[GIVEN DATA start]
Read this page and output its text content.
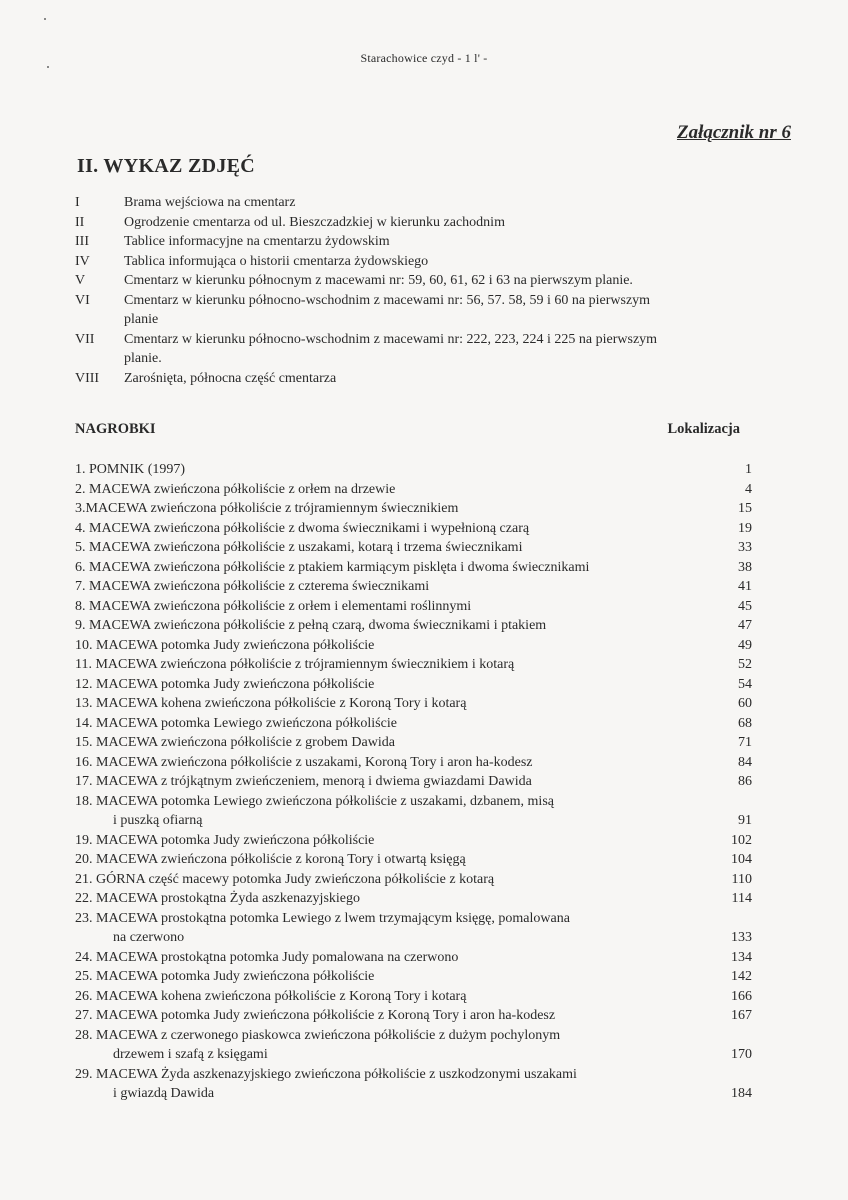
Starachowice czyd - 1 l' -
Załącznik nr 6
II. WYKAZ ZDJĘĆ
I	Brama wejściowa na cmentarz
II	Ogrodzenie cmentarza od ul. Bieszczadzkiej w kierunku zachodnim
III	Tablice informacyjne na cmentarzu żydowskim
IV	Tablica informująca o historii cmentarza żydowskiego
V	Cmentarz w kierunku północnym z macewami nr: 59, 60, 61, 62 i 63 na pierwszym planie.
VI	Cmentarz w kierunku północno-wschodnim z macewami nr: 56, 57. 58, 59 i 60 na pierwszym
planie
VII	Cmentarz w kierunku północno-wschodnim z macewami nr: 222, 223, 224 i 225 na pierwszym
planie.
VIII	Zarośnięta, północna część cmentarza
NAGROBKI	Lokalizacja
1. POMNIK (1997)	1
2. MACEWA zwieńczona półkoliście z orłem na drzewie	4
3.MACEWA zwieńczona półkoliście z trójramiennym świecznikiem	15
4. MACEWA zwieńczona półkoliście z dwoma świecznikami i wypełnioną czarą	19
5. MACEWA zwieńczona półkoliście z uszakami, kotarą i trzema świecznikami	33
6. MACEWA zwieńczona półkoliście z ptakiem karmiącym pisklęta i dwoma świecznikami	38
7. MACEWA zwieńczona półkoliście z czterema świecznikami	41
8. MACEWA zwieńczona półkoliście z orłem i elementami roślinnymi	45
9. MACEWA zwieńczona półkoliście z pełną czarą, dwoma świecznikami i ptakiem	47
10. MACEWA potomka Judy zwieńczona półkoliście	49
11. MACEWA zwieńczona półkoliście z trójramiennym świecznikiem i kotarą	52
12. MACEWA potomka Judy zwieńczona półkoliście	54
13. MACEWA kohena zwieńczona półkoliście z Koroną Tory i kotarą	60
14. MACEWA potomka Lewiego zwieńczona półkoliście	68
15. MACEWA zwieńczona półkoliście z grobem Dawida	71
16. MACEWA zwieńczona półkoliście z uszakami, Koroną Tory i aron ha-kodesz	84
17. MACEWA z trójkątnym zwieńczeniem, menorą i dwiema gwiazdami Dawida	86
18. MACEWA potomka Lewiego zwieńczona półkoliście z uszakami, dzbanem, misą
i puszką ofiarną	91
19. MACEWA potomka Judy zwieńczona półkoliście	102
20. MACEWA zwieńczona półkoliście z koroną Tory i otwartą księgą	104
21. GÓRNA część macewy potomka Judy zwieńczona półkoliście z kotarą	110
22. MACEWA prostokątna Żyda aszkenazyjskiego	114
23. MACEWA prostokątna potomka Lewiego z lwem trzymającym księgę, pomalowana
na czerwono	133
24. MACEWA prostokątna potomka Judy pomalowana na czerwono	134
25. MACEWA potomka Judy zwieńczona półkoliście	142
26. MACEWA kohena zwieńczona półkoliście z Koroną Tory i kotarą	166
27. MACEWA potomka Judy zwieńczona półkoliście z Koroną Tory i aron ha-kodesz	167
28. MACEWA z czerwonego piaskowca zwieńczona półkoliście z dużym pochylonym
drzewem i szafą z księgami	170
29. MACEWA Żyda aszkenazyjskiego zwieńczona półkoliście z uszkodzonymi uszakami
i gwiazdą Dawida	184
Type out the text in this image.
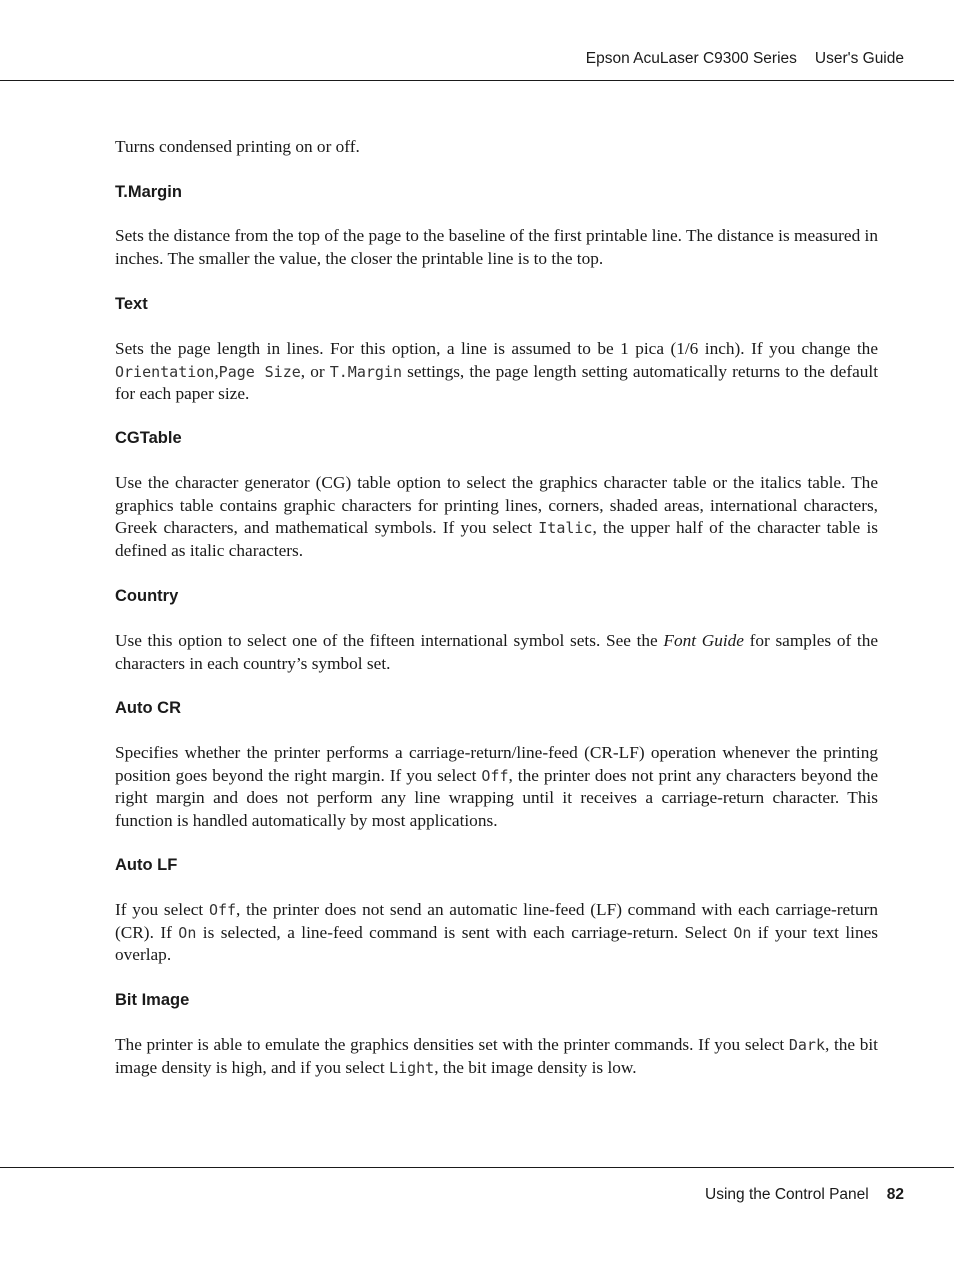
Epson AcuLaser C9300 Series User's Guide
Turns condensed printing on or off.
T.Margin
Sets the distance from the top of the page to the baseline of the first printable line. The distance is measured in inches. The smaller the value, the closer the printable line is to the top.
Text
Sets the page length in lines. For this option, a line is assumed to be 1 pica (1/6 inch). If you change the Orientation,Page Size, or T.Margin settings, the page length setting automatically returns to the default for each paper size.
CGTable
Use the character generator (CG) table option to select the graphics character table or the italics table. The graphics table contains graphic characters for printing lines, corners, shaded areas, international characters, Greek characters, and mathematical symbols. If you select Italic, the upper half of the character table is defined as italic characters.
Country
Use this option to select one of the fifteen international symbol sets. See the Font Guide for samples of the characters in each country’s symbol set.
Auto CR
Specifies whether the printer performs a carriage-return/line-feed (CR-LF) operation whenever the printing position goes beyond the right margin. If you select Off, the printer does not print any characters beyond the right margin and does not perform any line wrapping until it receives a carriage-return character. This function is handled automatically by most applications.
Auto LF
If you select Off, the printer does not send an automatic line-feed (LF) command with each carriage-return (CR). If On is selected, a line-feed command is sent with each carriage-return. Select On if your text lines overlap.
Bit Image
The printer is able to emulate the graphics densities set with the printer commands. If you select Dark, the bit image density is high, and if you select Light, the bit image density is low.
Using the Control Panel 82
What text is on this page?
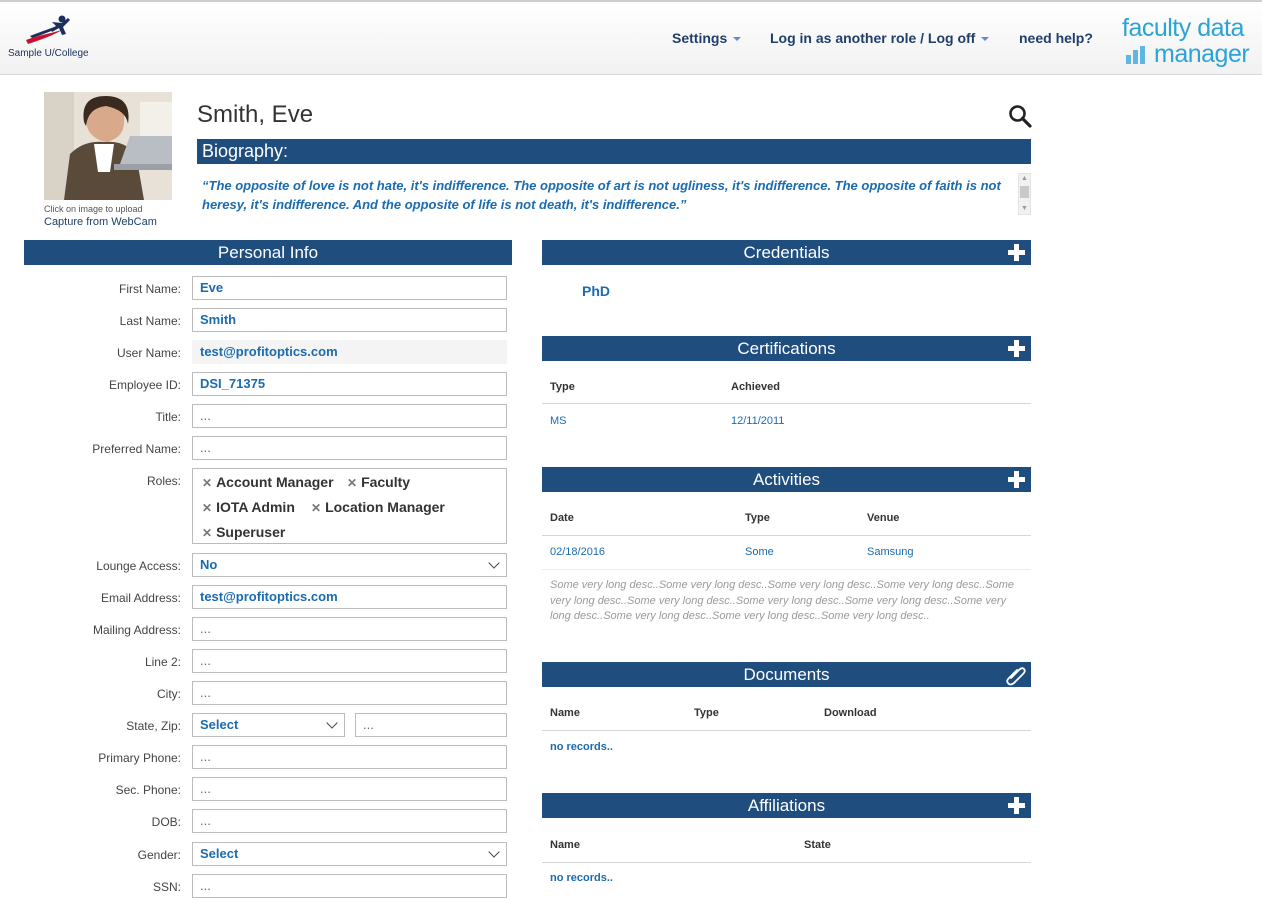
Sample U/College
Settings	Log in as another role / Log off	need help? faculty data
manager
Click on image to upload
Capture from WebCam
Smith, Eve
Biography:
“The opposite of love is not hate, it's indifference. The opposite of art is not ugliness, it's indifference. The opposite of faith is not heresy, it's indifference. And the opposite of life is not death, it's indifference.”
▲
▼
Personal Info
First Name:	Eve
Last Name:	Smith
User Name:	test@profitoptics.com
Employee ID:	DSI_71375
Title:	...
Preferred Name:	...
Roles: ✕ Account Manager ✕ Faculty
✕ IOTA Admin ✕ Location Manager
✕ Superuser
Lounge Access:	No
Email Address:	test@profitoptics.com
Mailing Address:	...
Line 2:	...
City:	...
State, Zip:	Select	...
Primary Phone:	...
Sec. Phone:	...
DOB:	...
Gender:	Select
SSN:	...
Credentials
PhD
Certifications
Type	Achieved
MS	12/11/2011
Activities
Date	Type	Venue
02/18/2016	Some	Samsung
Some very long desc..Some very long desc..Some very long desc..Some very long desc..Some very long desc..Some very long desc..Some very long desc..Some very long desc..Some very long desc..Some very long desc..Some very long desc..Some very long desc..
Documents
Name	Type	Download
no records..
Affiliations
Name	State
no records..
[GIVEN DATA end]
AIM – Restate word for word only the lines from the one with "What text is on this page?" through the last line of the material, both included. Any picture should be left out.

SOLUTION FOR THIS PROBLEM –
What text is on this page?
Sample U/College
Settings	Log in as another role / Log off	need help? faculty data
manager
Click on image to upload
Capture from WebCam
Smith, Eve
Biography:
“The opposite of love is not hate, it's indifference. The opposite of art is not ugliness, it's indifference. The opposite of faith is not heresy, it's indifference. And the opposite of life is not death, it's indifference.”
▲
▼
Personal Info
First Name:	Eve
Last Name:	Smith
User Name:	test@profitoptics.com
Employee ID:	DSI_71375
Title:	...
Preferred Name:	...
Roles: ✕ Account Manager ✕ Faculty
✕ IOTA Admin ✕ Location Manager
✕ Superuser
Lounge Access:	No
Email Address:	test@profitoptics.com
Mailing Address:	...
Line 2:	...
City:	...
State, Zip:	Select	...
Primary Phone:	...
Sec. Phone:	...
DOB:	...
Gender:	Select
SSN:	...
Credentials
PhD
Certifications
Type	Achieved
MS	12/11/2011
Activities
Date	Type	Venue
02/18/2016	Some	Samsung
Some very long desc..Some very long desc..Some very long desc..Some very long desc..Some very long desc..Some very long desc..Some very long desc..Some very long desc..Some very long desc..Some very long desc..Some very long desc..Some very long desc..
Documents
Name	Type	Download
no records..
Affiliations
Name	State
no records..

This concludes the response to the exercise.